§ **Given exercise**
Output all lines exactly, with nothing added or dropped.

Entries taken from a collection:
■ ■ ■
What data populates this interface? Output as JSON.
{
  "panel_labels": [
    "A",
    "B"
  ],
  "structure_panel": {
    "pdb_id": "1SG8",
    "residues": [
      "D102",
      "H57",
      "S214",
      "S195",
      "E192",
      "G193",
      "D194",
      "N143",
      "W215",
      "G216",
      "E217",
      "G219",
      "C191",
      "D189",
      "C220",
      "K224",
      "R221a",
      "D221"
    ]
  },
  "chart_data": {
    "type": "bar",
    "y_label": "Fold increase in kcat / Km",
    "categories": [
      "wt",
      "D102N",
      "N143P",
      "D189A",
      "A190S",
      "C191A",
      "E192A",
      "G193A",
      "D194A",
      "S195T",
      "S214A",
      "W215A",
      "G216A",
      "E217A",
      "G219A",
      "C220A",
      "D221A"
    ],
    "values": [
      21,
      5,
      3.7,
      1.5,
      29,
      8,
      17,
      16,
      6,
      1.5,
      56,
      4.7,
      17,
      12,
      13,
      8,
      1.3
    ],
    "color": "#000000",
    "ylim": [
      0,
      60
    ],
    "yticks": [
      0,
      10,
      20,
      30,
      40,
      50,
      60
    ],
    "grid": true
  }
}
■ ■ ■
§ **Solution to this exercise**
What data populates this interface? Output as JSON.
{
  "panel_labels": [
    "A",
    "B"
  ],
  "structure_panel": {
    "pdb_id": "1SG8",
    "residues": [
      "D102",
      "H57",
      "S214",
      "S195",
      "E192",
      "G193",
      "D194",
      "N143",
      "W215",
      "G216",
      "E217",
      "G219",
      "C191",
      "D189",
      "C220",
      "K224",
      "R221a",
      "D221"
    ]
  },
  "chart_data": {
    "type": "bar",
    "y_label": "Fold increase in kcat / Km",
    "categories": [
      "wt",
      "D102N",
      "N143P",
      "D189A",
      "A190S",
      "C191A",
      "E192A",
      "G193A",
      "D194A",
      "S195T",
      "S214A",
      "W215A",
      "G216A",
      "E217A",
      "G219A",
      "C220A",
      "D221A"
    ],
    "values": [
      21,
      5,
      3.7,
      1.5,
      29,
      8,
      17,
      16,
      6,
      1.5,
      56,
      4.7,
      17,
      12,
      13,
      8,
      1.3
    ],
    "color": "#000000",
    "ylim": [
      0,
      60
    ],
    "yticks": [
      0,
      10,
      20,
      30,
      40,
      50,
      60
    ],
    "grid": true
  }
}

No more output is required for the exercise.